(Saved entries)
* * * *
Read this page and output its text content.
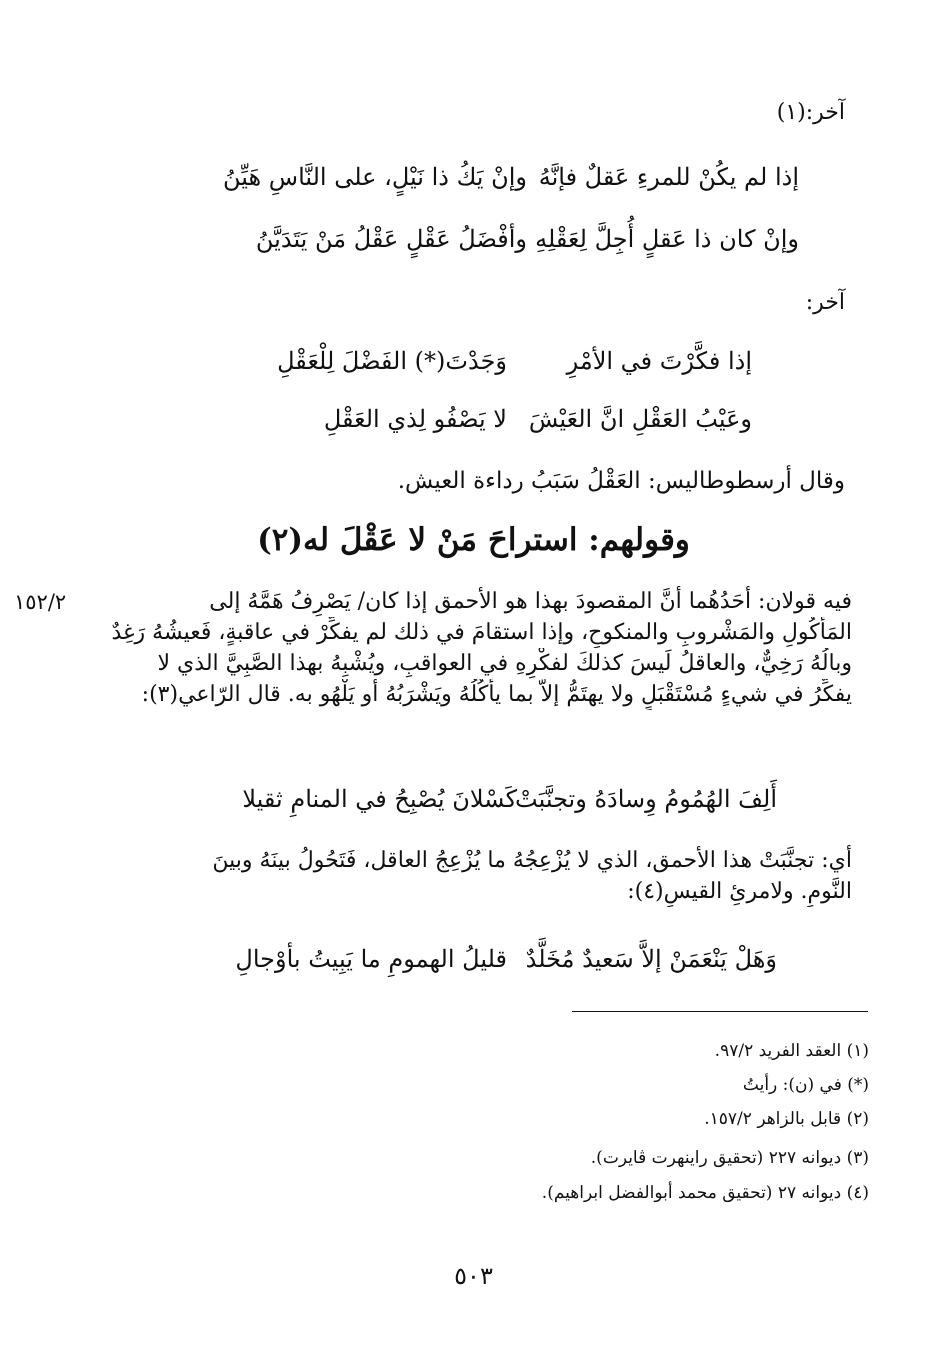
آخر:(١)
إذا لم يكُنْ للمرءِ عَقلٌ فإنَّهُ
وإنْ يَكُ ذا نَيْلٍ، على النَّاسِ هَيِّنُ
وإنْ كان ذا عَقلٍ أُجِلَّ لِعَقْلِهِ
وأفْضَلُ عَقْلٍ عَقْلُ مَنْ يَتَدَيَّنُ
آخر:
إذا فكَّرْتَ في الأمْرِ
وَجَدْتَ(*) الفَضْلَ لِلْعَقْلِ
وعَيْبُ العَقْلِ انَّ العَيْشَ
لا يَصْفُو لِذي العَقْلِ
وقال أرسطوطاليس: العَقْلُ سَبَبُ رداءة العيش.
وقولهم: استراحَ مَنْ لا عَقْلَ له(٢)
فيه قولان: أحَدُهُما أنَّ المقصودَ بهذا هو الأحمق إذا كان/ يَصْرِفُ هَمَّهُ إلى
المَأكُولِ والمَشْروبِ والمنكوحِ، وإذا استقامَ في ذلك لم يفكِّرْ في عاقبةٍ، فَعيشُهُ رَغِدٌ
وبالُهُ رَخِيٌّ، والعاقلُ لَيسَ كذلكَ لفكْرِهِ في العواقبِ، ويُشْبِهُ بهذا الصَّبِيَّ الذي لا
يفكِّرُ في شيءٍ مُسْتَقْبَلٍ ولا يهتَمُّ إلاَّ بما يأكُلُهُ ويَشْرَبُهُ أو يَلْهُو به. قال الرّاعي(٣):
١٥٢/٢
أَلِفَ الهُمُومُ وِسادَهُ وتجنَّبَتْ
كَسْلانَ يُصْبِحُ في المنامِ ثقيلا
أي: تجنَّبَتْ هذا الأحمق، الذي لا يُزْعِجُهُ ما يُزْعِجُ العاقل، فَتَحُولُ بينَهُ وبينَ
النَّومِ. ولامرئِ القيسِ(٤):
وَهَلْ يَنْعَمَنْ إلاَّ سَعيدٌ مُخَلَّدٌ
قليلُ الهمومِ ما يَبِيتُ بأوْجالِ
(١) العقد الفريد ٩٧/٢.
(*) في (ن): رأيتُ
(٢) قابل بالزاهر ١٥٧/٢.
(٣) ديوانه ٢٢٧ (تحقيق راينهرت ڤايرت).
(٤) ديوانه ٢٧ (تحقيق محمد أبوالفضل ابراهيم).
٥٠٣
* * * *
Stated task
Every line of the records that includes the word "الذي" should be gathered.

Completed exercise
وبالُهُ رَخِيٌّ، والعاقلُ لَيسَ كذلكَ لفكْرِهِ في العواقبِ، ويُشْبِهُ بهذا الصَّبِيَّ الذي لا
أي: تجنَّبَتْ هذا الأحمق، الذي لا يُزْعِجُهُ ما يُزْعِجُ العاقل، فَتَحُولُ بينَهُ وبينَ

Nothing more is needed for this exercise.